### ENTRIES SHOWN
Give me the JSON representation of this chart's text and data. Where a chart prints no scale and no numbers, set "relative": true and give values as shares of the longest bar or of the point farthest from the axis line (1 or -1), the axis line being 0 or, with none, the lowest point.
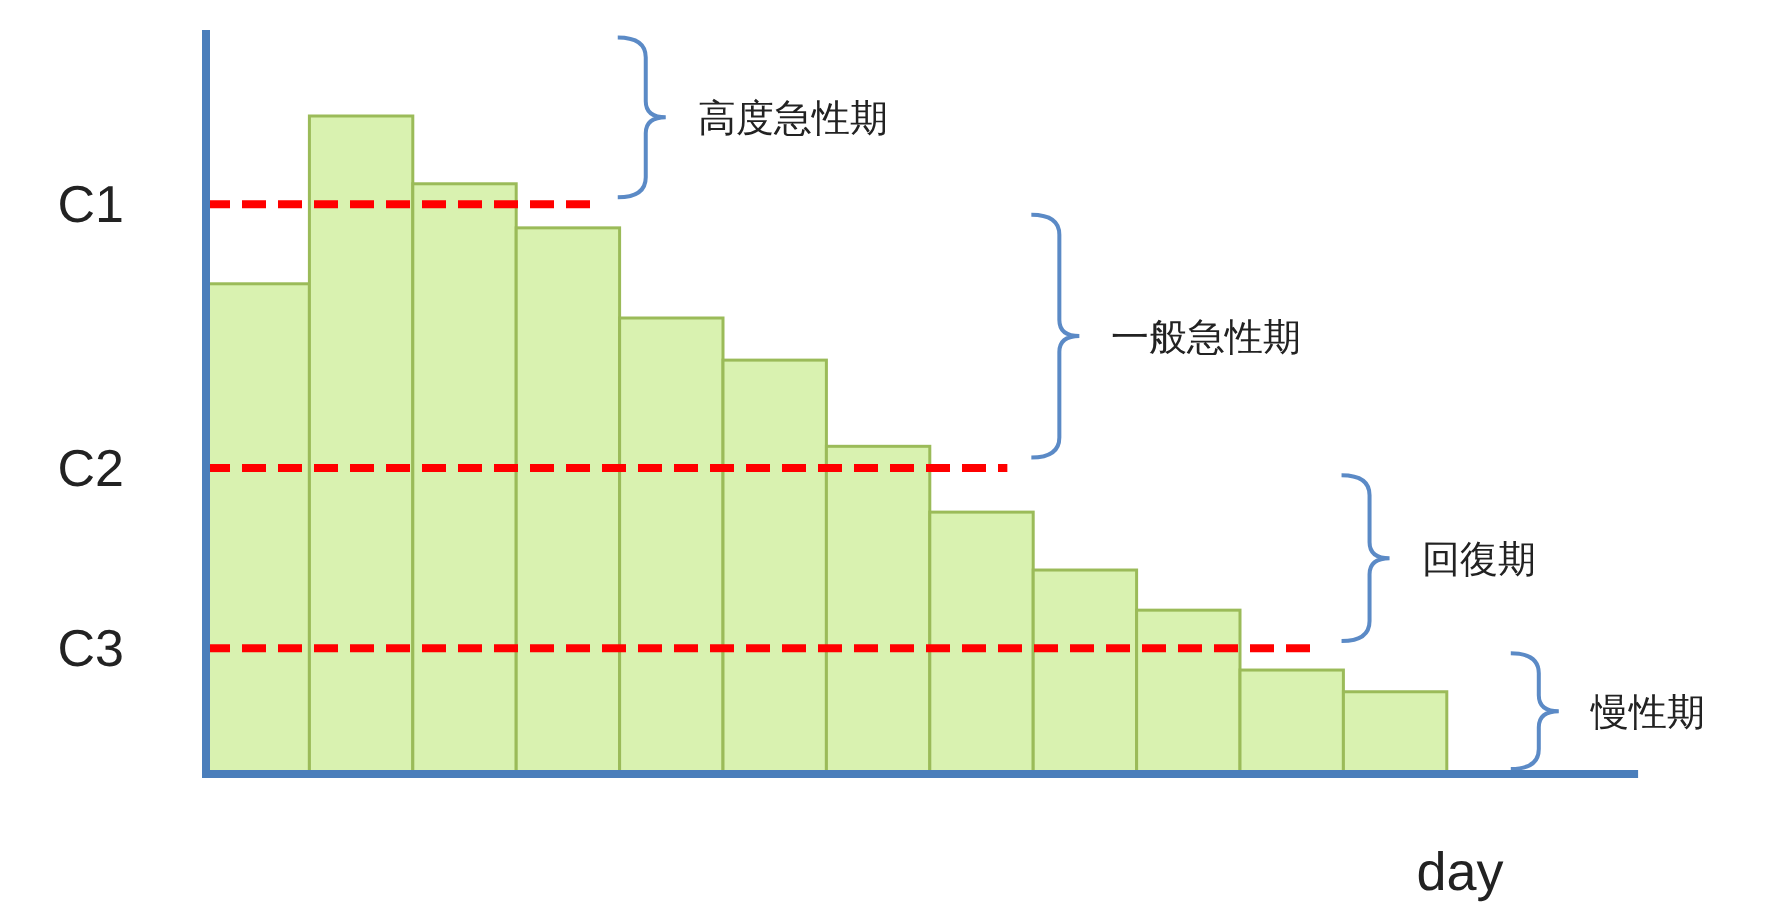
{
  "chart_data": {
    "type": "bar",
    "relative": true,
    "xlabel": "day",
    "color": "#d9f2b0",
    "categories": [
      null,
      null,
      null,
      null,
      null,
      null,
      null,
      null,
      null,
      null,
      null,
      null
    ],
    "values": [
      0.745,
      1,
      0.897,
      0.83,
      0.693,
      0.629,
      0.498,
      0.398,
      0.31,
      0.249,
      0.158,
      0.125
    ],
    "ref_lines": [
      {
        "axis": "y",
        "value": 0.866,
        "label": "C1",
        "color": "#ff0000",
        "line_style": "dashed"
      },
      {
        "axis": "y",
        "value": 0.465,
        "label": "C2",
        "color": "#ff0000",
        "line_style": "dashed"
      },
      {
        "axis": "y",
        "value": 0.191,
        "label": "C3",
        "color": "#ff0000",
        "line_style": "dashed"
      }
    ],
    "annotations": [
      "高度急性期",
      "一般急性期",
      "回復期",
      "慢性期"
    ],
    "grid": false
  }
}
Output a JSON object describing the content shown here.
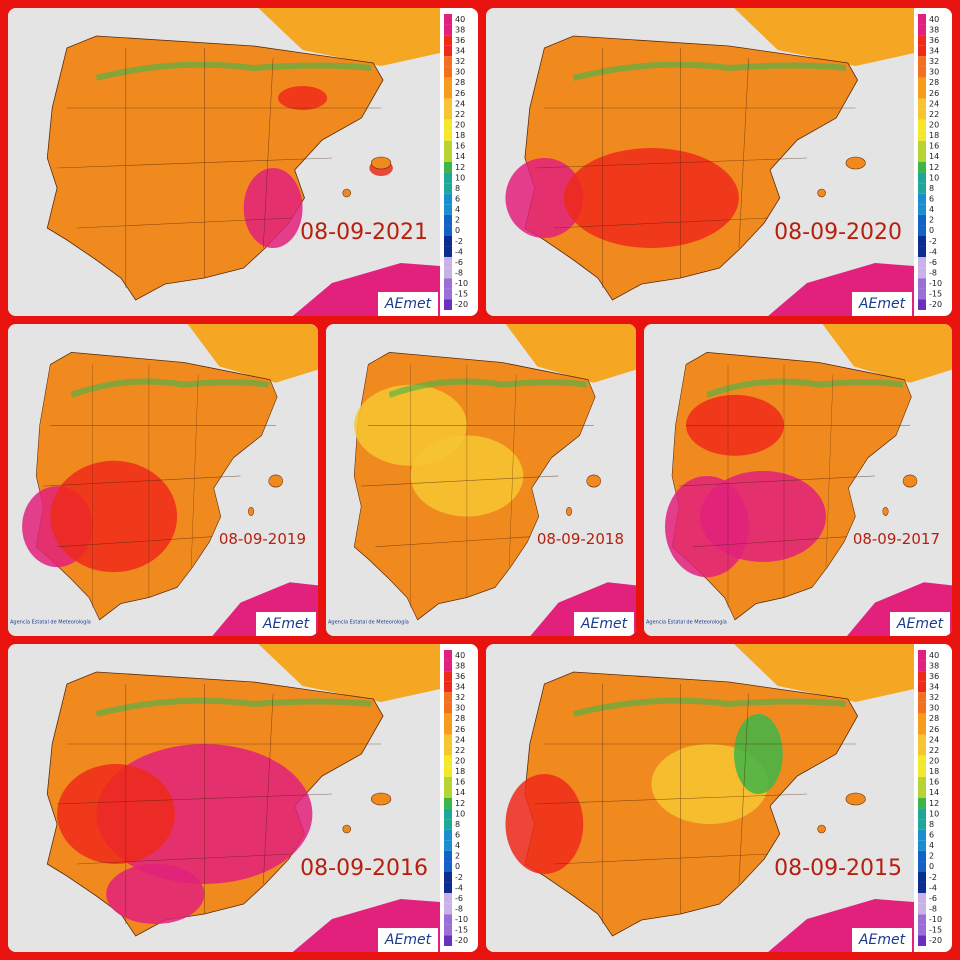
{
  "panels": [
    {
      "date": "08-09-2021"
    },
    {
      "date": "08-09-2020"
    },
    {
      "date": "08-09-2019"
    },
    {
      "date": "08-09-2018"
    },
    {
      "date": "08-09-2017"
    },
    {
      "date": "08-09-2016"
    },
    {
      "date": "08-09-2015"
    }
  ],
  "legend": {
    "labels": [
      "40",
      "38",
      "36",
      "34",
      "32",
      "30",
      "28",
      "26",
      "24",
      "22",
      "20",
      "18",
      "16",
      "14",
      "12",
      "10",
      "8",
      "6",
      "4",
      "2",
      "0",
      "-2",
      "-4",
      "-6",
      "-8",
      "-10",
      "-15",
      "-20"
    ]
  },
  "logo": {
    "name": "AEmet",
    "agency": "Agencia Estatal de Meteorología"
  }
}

### WHAT THE TASK ASKS
Output, exactly, all the records above; include no pictures.

### RESPONSE BELOW
Give me the JSON representation of this chart's text and data. Where a chart prints no scale and no numbers, set "relative": true and give values as shares of the longest bar or of the point farthest from the axis line (1 or -1), the axis line being 0 or, with none, the lowest point.
{
  "chart_data": {
    "type": "bar",
    "relative": true,
    "xlabel": "day",
    "color": "#d9f2b0",
    "categories": [
      null,
      null,
      null,
      null,
      null,
      null,
      null,
      null,
      null,
      null,
      null,
      null
    ],
    "values": [
      0.745,
      1,
      0.897,
      0.83,
      0.693,
      0.629,
      0.498,
      0.398,
      0.31,
      0.249,
      0.158,
      0.125
    ],
    "ref_lines": [
      {
        "axis": "y",
        "value": 0.866,
        "label": "C1",
        "color": "#ff0000",
        "line_style": "dashed"
      },
      {
        "axis": "y",
        "value": 0.465,
        "label": "C2",
        "color": "#ff0000",
        "line_style": "dashed"
      },
      {
        "axis": "y",
        "value": 0.191,
        "label": "C3",
        "color": "#ff0000",
        "line_style": "dashed"
      }
    ],
    "annotations": [
      "高度急性期",
      "一般急性期",
      "回復期",
      "慢性期"
    ],
    "grid": false
  }
}
Output a JSON object describing the content shown here.
{
  "panels": [
    {
      "date": "08-09-2021"
    },
    {
      "date": "08-09-2020"
    },
    {
      "date": "08-09-2019"
    },
    {
      "date": "08-09-2018"
    },
    {
      "date": "08-09-2017"
    },
    {
      "date": "08-09-2016"
    },
    {
      "date": "08-09-2015"
    }
  ],
  "legend": {
    "labels": [
      "40",
      "38",
      "36",
      "34",
      "32",
      "30",
      "28",
      "26",
      "24",
      "22",
      "20",
      "18",
      "16",
      "14",
      "12",
      "10",
      "8",
      "6",
      "4",
      "2",
      "0",
      "-2",
      "-4",
      "-6",
      "-8",
      "-10",
      "-15",
      "-20"
    ]
  },
  "logo": {
    "name": "AEmet",
    "agency": "Agencia Estatal de Meteorología"
  }
}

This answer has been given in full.